Items ▸
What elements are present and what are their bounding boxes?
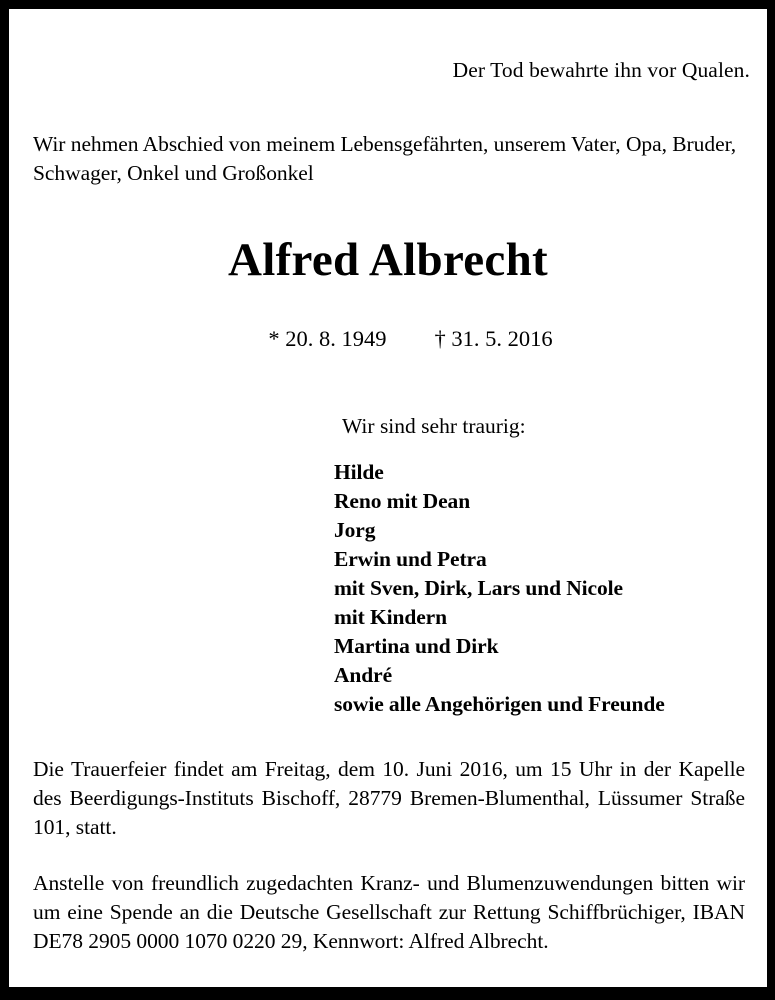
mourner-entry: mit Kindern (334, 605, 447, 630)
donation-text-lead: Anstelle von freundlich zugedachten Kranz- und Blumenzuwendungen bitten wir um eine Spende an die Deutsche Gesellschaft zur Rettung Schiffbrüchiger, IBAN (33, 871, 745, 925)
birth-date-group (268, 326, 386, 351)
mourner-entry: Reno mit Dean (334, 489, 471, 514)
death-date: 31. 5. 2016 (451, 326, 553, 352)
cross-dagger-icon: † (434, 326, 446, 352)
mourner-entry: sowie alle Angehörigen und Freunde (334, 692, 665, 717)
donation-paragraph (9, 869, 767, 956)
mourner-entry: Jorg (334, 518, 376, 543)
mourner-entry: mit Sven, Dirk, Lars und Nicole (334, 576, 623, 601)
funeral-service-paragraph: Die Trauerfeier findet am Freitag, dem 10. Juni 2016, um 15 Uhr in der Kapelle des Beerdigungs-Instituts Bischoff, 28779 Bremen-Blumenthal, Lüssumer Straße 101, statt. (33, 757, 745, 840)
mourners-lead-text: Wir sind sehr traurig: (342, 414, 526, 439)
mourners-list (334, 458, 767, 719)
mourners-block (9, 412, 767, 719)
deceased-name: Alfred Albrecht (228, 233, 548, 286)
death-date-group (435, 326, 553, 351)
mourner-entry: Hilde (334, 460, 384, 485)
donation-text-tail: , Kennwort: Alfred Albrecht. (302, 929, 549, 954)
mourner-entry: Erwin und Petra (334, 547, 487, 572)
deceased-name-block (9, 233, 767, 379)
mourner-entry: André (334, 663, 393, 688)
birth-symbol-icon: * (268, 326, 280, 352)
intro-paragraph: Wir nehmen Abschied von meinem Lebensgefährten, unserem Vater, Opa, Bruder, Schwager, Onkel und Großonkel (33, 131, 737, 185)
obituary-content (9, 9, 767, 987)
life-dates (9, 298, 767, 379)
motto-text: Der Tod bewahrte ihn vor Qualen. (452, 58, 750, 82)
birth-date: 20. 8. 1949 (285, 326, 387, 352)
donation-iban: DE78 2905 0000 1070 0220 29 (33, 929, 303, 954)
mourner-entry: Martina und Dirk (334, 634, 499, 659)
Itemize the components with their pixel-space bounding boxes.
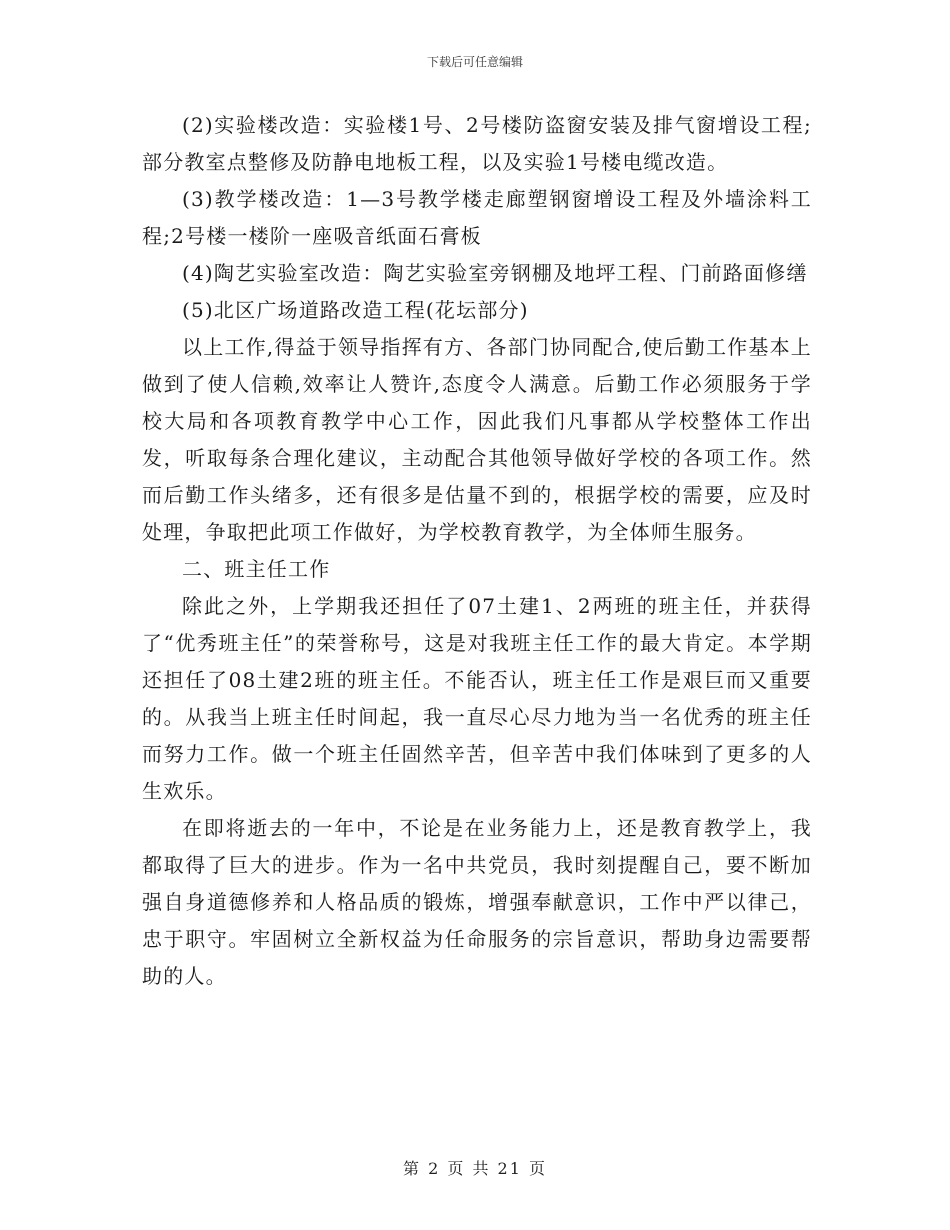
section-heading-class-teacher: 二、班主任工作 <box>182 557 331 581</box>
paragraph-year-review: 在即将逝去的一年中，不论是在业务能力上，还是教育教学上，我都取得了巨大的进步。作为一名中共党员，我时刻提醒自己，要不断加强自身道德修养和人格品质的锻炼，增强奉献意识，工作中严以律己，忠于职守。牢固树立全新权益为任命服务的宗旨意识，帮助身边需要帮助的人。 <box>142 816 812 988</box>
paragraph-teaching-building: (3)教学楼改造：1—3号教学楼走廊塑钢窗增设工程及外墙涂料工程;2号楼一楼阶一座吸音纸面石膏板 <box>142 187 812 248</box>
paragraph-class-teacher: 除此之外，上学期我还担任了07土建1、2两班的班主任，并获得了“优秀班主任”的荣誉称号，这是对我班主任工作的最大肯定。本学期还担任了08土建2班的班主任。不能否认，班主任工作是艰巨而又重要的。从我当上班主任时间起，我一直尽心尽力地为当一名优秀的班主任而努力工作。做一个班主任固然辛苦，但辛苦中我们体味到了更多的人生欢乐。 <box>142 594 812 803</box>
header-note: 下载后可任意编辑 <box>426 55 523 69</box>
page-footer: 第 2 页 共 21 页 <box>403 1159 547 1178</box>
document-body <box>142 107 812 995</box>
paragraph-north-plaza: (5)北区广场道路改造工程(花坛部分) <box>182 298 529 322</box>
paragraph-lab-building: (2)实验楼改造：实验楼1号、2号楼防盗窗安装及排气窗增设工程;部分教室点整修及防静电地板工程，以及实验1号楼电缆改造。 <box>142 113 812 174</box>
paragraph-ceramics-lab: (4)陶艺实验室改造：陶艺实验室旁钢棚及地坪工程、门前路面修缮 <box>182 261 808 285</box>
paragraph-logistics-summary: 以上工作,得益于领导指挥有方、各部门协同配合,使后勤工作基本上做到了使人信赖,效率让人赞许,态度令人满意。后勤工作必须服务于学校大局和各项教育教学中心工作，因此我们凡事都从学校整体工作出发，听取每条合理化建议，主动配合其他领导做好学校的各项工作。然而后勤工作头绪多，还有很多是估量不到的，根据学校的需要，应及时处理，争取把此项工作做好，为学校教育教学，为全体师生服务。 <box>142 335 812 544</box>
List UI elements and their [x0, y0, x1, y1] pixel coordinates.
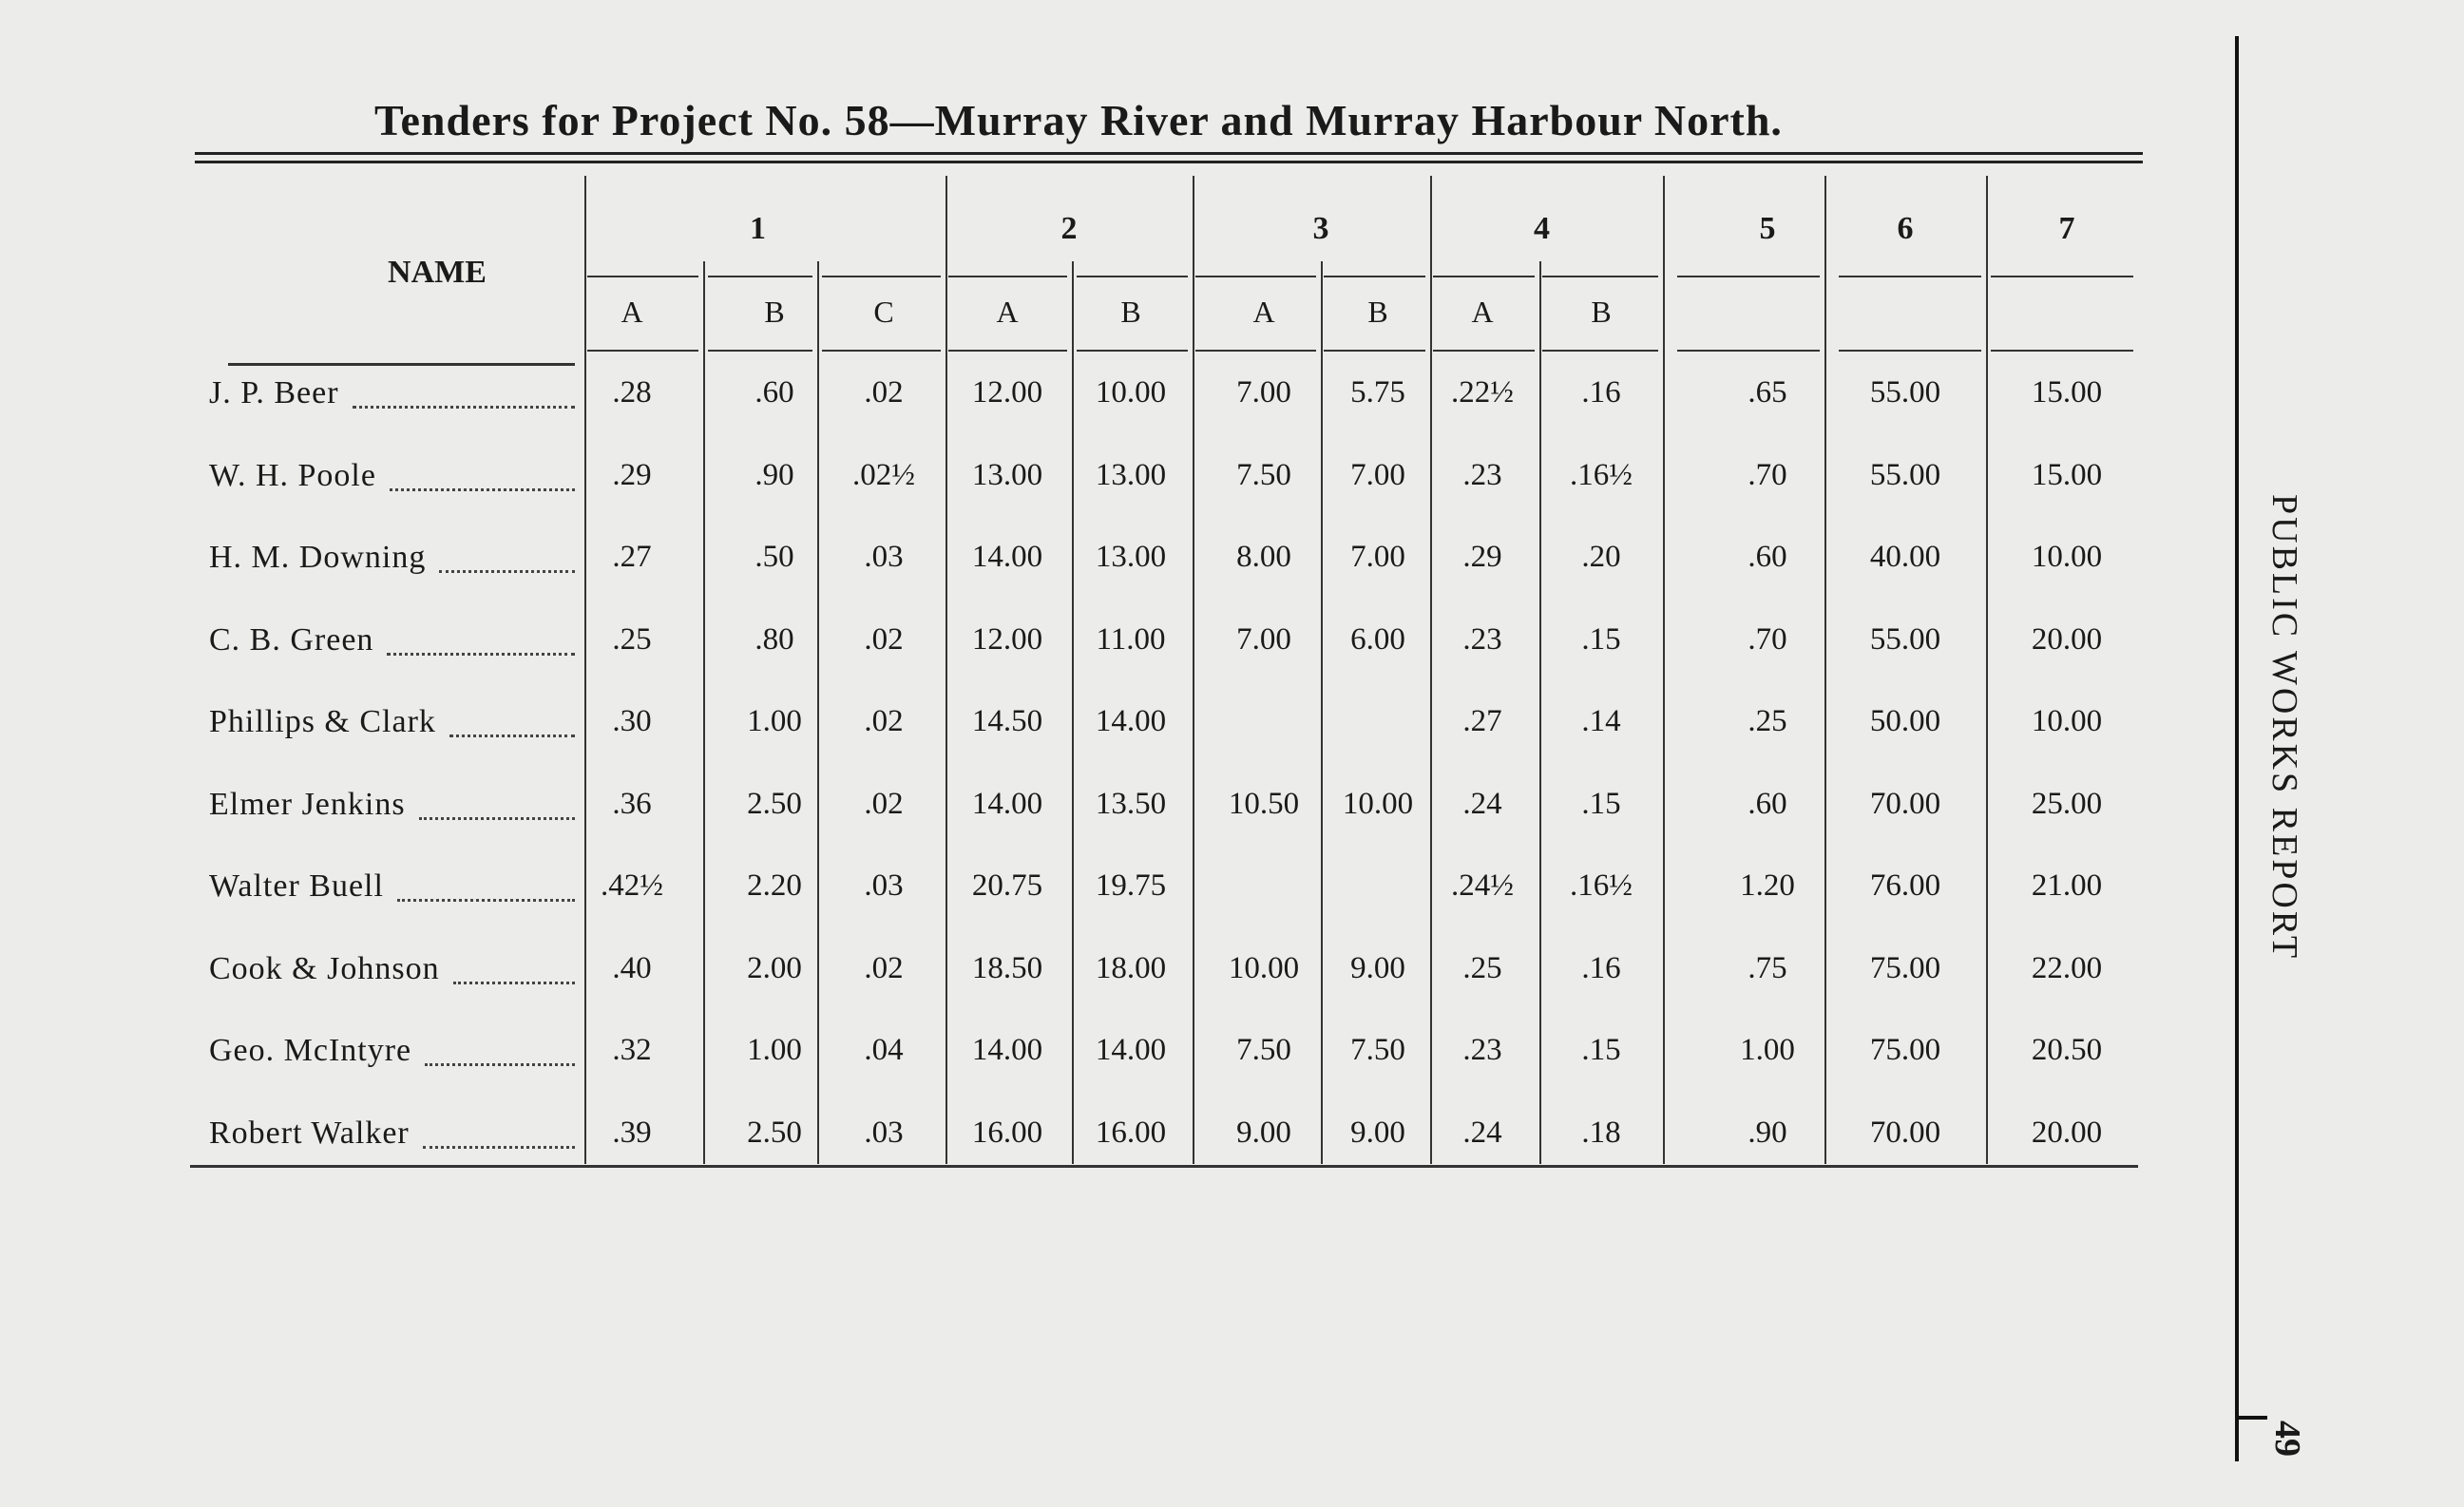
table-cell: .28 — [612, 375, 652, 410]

Problem to solve ▸
Reproduce every line of the material above in its original order, character for character, without the pictures.

Exercise answer ▸
What elements are present and what are their bounding boxes?
mourner-entry: mit Kindern (334, 605, 447, 630)
donation-text-lead: Anstelle von freundlich zugedachten Kranz- und Blumenzuwendungen bitten wir um eine Spende an die Deutsche Gesellschaft zur Rettung Schiffbrüchiger, IBAN (33, 871, 745, 925)
birth-date-group (268, 326, 386, 351)
mourner-entry: Reno mit Dean (334, 489, 471, 514)
death-date: 31. 5. 2016 (451, 326, 553, 352)
cross-dagger-icon: † (434, 326, 446, 352)
mourner-entry: sowie alle Angehörigen und Freunde (334, 692, 665, 717)
donation-paragraph (9, 869, 767, 956)
mourner-entry: Jorg (334, 518, 376, 543)
mourner-entry: mit Sven, Dirk, Lars und Nicole (334, 576, 623, 601)
funeral-service-paragraph: Die Trauerfeier findet am Freitag, dem 10. Juni 2016, um 15 Uhr in der Kapelle des Beerdigungs-Instituts Bischoff, 28779 Bremen-Blumenthal, Lüssumer Straße 101, statt. (33, 757, 745, 840)
mourners-lead-text: Wir sind sehr traurig: (342, 414, 526, 439)
mourners-list (334, 458, 767, 719)
mourners-block (9, 412, 767, 719)
deceased-name: Alfred Albrecht (228, 233, 548, 286)
death-date-group (435, 326, 553, 351)
mourner-entry: Hilde (334, 460, 384, 485)
donation-text-tail: , Kennwort: Alfred Albrecht. (302, 929, 549, 954)
mourner-entry: Erwin und Petra (334, 547, 487, 572)
deceased-name-block (9, 233, 767, 379)
mourner-entry: André (334, 663, 393, 688)
birth-symbol-icon: * (268, 326, 280, 352)
intro-paragraph: Wir nehmen Abschied von meinem Lebensgefährten, unserem Vater, Opa, Bruder, Schwager, Onkel und Großonkel (33, 131, 737, 185)
obituary-content (9, 9, 767, 987)
life-dates (9, 298, 767, 379)
motto-text: Der Tod bewahrte ihn vor Qualen. (452, 58, 750, 82)
birth-date: 20. 8. 1949 (285, 326, 387, 352)
donation-iban: DE78 2905 0000 1070 0220 29 (33, 929, 303, 954)
mourner-entry: Martina und Dirk (334, 634, 499, 659)
Itemize the components with their pixel-space bounding boxes.
section-heading-class-teacher: 二、班主任工作 <box>182 557 331 581</box>
paragraph-year-review: 在即将逝去的一年中，不论是在业务能力上，还是教育教学上，我都取得了巨大的进步。作为一名中共党员，我时刻提醒自己，要不断加强自身道德修养和人格品质的锻炼，增强奉献意识，工作中严以律己，忠于职守。牢固树立全新权益为任命服务的宗旨意识，帮助身边需要帮助的人。 <box>142 816 812 988</box>
paragraph-teaching-building: (3)教学楼改造：1—3号教学楼走廊塑钢窗增设工程及外墙涂料工程;2号楼一楼阶一座吸音纸面石膏板 <box>142 187 812 248</box>
paragraph-class-teacher: 除此之外，上学期我还担任了07土建1、2两班的班主任，并获得了“优秀班主任”的荣誉称号，这是对我班主任工作的最大肯定。本学期还担任了08土建2班的班主任。不能否认，班主任工作是艰巨而又重要的。从我当上班主任时间起，我一直尽心尽力地为当一名优秀的班主任而努力工作。做一个班主任固然辛苦，但辛苦中我们体味到了更多的人生欢乐。 <box>142 594 812 803</box>
header-note: 下载后可任意编辑 <box>426 55 523 69</box>
page-footer: 第 2 页 共 21 页 <box>403 1159 547 1178</box>
document-body <box>142 107 812 995</box>
paragraph-north-plaza: (5)北区广场道路改造工程(花坛部分) <box>182 298 529 322</box>
paragraph-lab-building: (2)实验楼改造：实验楼1号、2号楼防盗窗安装及排气窗增设工程;部分教室点整修及防静电地板工程，以及实验1号楼电缆改造。 <box>142 113 812 174</box>
paragraph-ceramics-lab: (4)陶艺实验室改造：陶艺实验室旁钢棚及地坪工程、门前路面修缮 <box>182 261 808 285</box>
paragraph-logistics-summary: 以上工作,得益于领导指挥有方、各部门协同配合,使后勤工作基本上做到了使人信赖,效率让人赞许,态度令人满意。后勤工作必须服务于学校大局和各项教育教学中心工作，因此我们凡事都从学校整体工作出发，听取每条合理化建议，主动配合其他领导做好学校的各项工作。然而后勤工作头绪多，还有很多是估量不到的，根据学校的需要，应及时处理，争取把此项工作做好，为学校教育教学，为全体师生服务。 <box>142 335 812 544</box>
List UI elements and their [x0, y0, x1, y1] pixel coordinates.
table-cell: .28 — [612, 375, 652, 410]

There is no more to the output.